**What the exercise asks**. Return a copy of every line in the records that includes the word "idag".

**Data section**.
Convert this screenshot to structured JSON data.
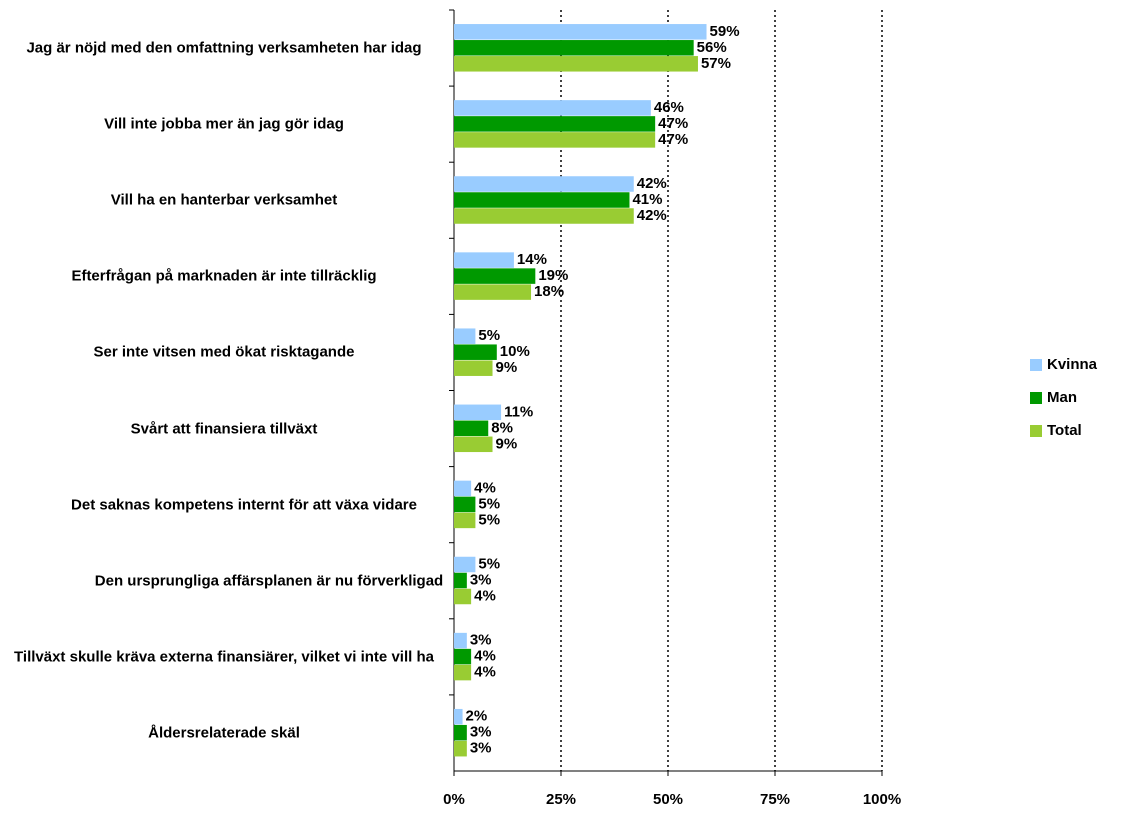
{
  "chart_data": {
    "type": "bar",
    "orientation": "horizontal",
    "categories": [
      "Jag är nöjd med den omfattning verksamheten har idag",
      "Vill inte jobba mer än jag gör idag",
      "Vill ha en hanterbar verksamhet",
      "Efterfrågan på marknaden är inte tillräcklig",
      "Ser inte vitsen med ökat risktagande",
      "Svårt att finansiera tillväxt",
      "Det saknas kompetens internt för att växa vidare",
      "Den ursprungliga affärsplanen är nu förverkligad",
      "Tillväxt skulle kräva externa finansiärer, vilket vi inte vill ha",
      "Åldersrelaterade skäl"
    ],
    "series": [
      {
        "name": "Kvinna",
        "color": "#99ccff",
        "values": [
          59,
          46,
          42,
          14,
          5,
          11,
          4,
          5,
          3,
          2
        ],
        "value_labels": [
          "59%",
          "46%",
          "42%",
          "14%",
          "5%",
          "11%",
          "4%",
          "5%",
          "3%",
          "2%"
        ]
      },
      {
        "name": "Man",
        "color": "#009900",
        "values": [
          56,
          47,
          41,
          19,
          10,
          8,
          5,
          3,
          4,
          3
        ],
        "value_labels": [
          "56%",
          "47%",
          "41%",
          "19%",
          "10%",
          "8%",
          "5%",
          "3%",
          "4%",
          "3%"
        ]
      },
      {
        "name": "Total",
        "color": "#99cc33",
        "values": [
          57,
          47,
          42,
          18,
          9,
          9,
          5,
          4,
          4,
          3
        ],
        "value_labels": [
          "57%",
          "47%",
          "42%",
          "18%",
          "9%",
          "9%",
          "5%",
          "4%",
          "4%",
          "3%"
        ]
      }
    ],
    "xlim": [
      0,
      100
    ],
    "xticks": [
      {
        "value": 0,
        "label": "0%"
      },
      {
        "value": 25,
        "label": "25%"
      },
      {
        "value": 50,
        "label": "50%"
      },
      {
        "value": 75,
        "label": "75%"
      },
      {
        "value": 100,
        "label": "100%"
      }
    ],
    "grid": true,
    "legend": "right"
  }
}
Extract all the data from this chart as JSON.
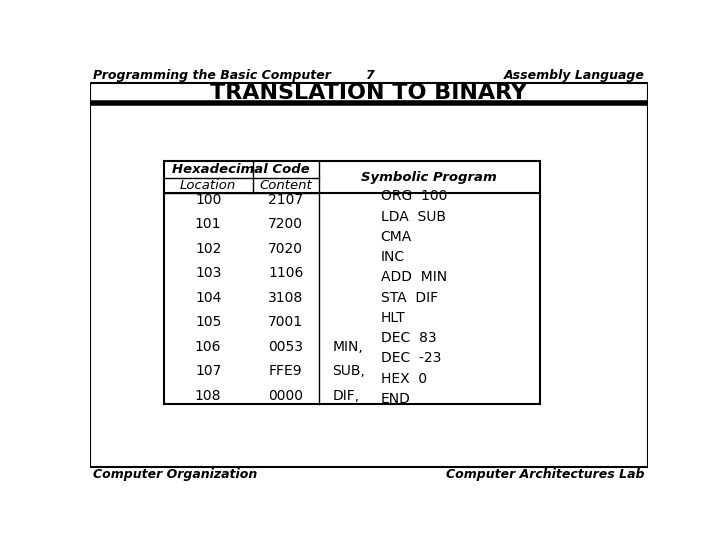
{
  "title": "TRANSLATION TO BINARY",
  "header_left": "Programming the Basic Computer",
  "header_center": "7",
  "header_right": "Assembly Language",
  "footer_left": "Computer Organization",
  "footer_right": "Computer Architectures Lab",
  "hex_header1": "Hexadecimal Code",
  "hex_col1": "Location",
  "hex_col2": "Content",
  "sym_header": "Symbolic Program",
  "locations": [
    "100",
    "101",
    "102",
    "103",
    "104",
    "105",
    "106",
    "107",
    "108"
  ],
  "contents": [
    "2107",
    "7200",
    "7020",
    "1106",
    "3108",
    "7001",
    "0053",
    "FFE9",
    "0000"
  ],
  "labels": [
    "",
    "",
    "",
    "",
    "",
    "",
    "MIN,",
    "SUB,",
    "DIF,"
  ],
  "symbolic": [
    "ORG  100",
    "LDA  SUB",
    "CMA",
    "INC",
    "ADD  MIN",
    "STA  DIF",
    "HLT",
    "DEC  83",
    "DEC  -23",
    "HEX  0",
    "END"
  ],
  "bg_color": "#ffffff"
}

**Response to the exercise**.
      "Jag är nöjd med den omfattning verksamheten har idag",
      "Vill inte jobba mer än jag gör idag",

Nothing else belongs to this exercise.